A true devotee is not caught in the net of dualities. A fish does not answer till the net calls. If the net has holes or is vulnerable, the fish will escape the meshes of the net, our repentence, our feeling of sadness, pity, a kind of tenderness that springs from bewilderment in the form, 'These are mine' - will never get us anywhere. We must have the urge to stake our all for Him and tear off all our desires and revolts. We cannot forget the fundamental teaching of the Gita:
karmnyeva dhikaraste ma phalesu kadacana
Ma karma phala hetur bhur ma te sango'stv akarmani (II-47)
"Perform your duty but lay no claim to its fruits. Be not be the producer of the fruits of karma; neither you lean towards inaction" Without striving to do all that we can to save ourselves, we cannot thrust our duty on God and blame Him for not rendering us help at the hour of need. God has not promised to remain as a bodyguard to all innocent men and creatures. The present is the sum total of our past for which we ourselves are responsible.
Lord Krishna has unequivocally stated that no true aspiration or effort has ever been futile.
'na me bhakta pransyati' 'My bhakta will never perish' (IX-23)
In other words, 'I will never allow My bhakta to perish'. The burden of protecting the bhakta has been assured by the Lord. When the Lord comes to our aid we spurn Him, and reject Him as something alien and when any victory is won we pride ourselves as its architects.

-=-=-=-=-

* TO BE DONE
Please revise the part of the Gita passage that opens with "Lord Krishna has" and closes with "as its architects.", putting "devotee" in place of "bhakta" each time it appears. You can work without the records.

* MATERIAL PROVIDED
-=-=-=-=-

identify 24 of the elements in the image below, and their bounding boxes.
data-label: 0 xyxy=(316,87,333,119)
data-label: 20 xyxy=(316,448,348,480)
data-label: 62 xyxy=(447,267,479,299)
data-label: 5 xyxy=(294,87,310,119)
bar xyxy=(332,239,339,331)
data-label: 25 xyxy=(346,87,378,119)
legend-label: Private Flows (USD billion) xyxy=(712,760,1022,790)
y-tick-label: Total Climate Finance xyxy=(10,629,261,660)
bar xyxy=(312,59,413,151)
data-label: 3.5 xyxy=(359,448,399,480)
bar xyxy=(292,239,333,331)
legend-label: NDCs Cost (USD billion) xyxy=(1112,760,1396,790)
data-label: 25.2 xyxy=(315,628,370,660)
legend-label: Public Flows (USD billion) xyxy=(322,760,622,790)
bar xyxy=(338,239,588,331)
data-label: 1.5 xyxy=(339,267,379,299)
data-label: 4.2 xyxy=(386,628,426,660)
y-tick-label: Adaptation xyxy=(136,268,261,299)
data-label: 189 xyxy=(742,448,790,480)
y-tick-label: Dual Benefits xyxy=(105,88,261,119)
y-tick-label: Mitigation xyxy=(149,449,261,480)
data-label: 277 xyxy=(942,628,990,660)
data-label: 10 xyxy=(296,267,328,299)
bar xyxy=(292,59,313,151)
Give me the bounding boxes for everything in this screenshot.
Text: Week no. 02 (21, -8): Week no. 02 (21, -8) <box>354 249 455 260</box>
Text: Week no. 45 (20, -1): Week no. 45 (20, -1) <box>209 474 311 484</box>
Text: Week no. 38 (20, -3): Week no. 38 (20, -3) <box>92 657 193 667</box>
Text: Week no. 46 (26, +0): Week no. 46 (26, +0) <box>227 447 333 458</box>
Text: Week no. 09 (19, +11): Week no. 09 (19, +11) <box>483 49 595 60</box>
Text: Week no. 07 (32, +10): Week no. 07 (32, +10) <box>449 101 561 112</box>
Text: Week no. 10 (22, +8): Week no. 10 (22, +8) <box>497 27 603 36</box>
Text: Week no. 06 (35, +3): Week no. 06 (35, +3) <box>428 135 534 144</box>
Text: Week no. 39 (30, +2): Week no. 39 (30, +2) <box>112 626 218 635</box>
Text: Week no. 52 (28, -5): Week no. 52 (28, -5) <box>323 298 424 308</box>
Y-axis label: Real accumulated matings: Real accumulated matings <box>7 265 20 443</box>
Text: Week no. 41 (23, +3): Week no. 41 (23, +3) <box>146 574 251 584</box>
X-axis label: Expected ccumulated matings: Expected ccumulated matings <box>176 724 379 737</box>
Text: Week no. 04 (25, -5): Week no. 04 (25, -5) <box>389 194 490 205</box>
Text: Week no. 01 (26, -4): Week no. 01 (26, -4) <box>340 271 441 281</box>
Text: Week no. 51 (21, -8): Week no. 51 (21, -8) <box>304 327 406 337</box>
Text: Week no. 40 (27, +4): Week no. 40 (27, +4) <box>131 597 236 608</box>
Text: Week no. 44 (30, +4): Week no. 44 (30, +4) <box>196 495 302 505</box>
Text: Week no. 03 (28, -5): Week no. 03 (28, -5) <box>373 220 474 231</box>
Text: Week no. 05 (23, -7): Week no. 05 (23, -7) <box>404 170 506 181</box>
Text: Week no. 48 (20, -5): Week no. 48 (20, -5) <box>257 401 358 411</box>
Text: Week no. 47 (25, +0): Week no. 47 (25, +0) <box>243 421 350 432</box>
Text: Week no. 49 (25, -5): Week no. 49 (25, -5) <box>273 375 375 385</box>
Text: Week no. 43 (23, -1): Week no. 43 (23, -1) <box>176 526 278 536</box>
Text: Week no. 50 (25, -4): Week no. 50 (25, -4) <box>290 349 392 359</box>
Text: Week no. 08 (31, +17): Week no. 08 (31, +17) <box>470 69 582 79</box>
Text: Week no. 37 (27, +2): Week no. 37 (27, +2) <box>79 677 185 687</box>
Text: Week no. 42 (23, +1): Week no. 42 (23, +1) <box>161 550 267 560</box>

-=-=-=-=-

* ANSWER FOR THIS EXERCISE
Lord Krishna has unequivocally stated that no true aspiration or effort has ever been futile.
'na me devotee pransyati' 'My devotee will never perish' (IX-23)
In other words, 'I will never allow My devotee to perish'. The burden of protecting the devotee has been assured by the Lord. When the Lord comes to our aid we spurn Him, and reject Him as something alien and when any victory is won we pride ourselves as its architects.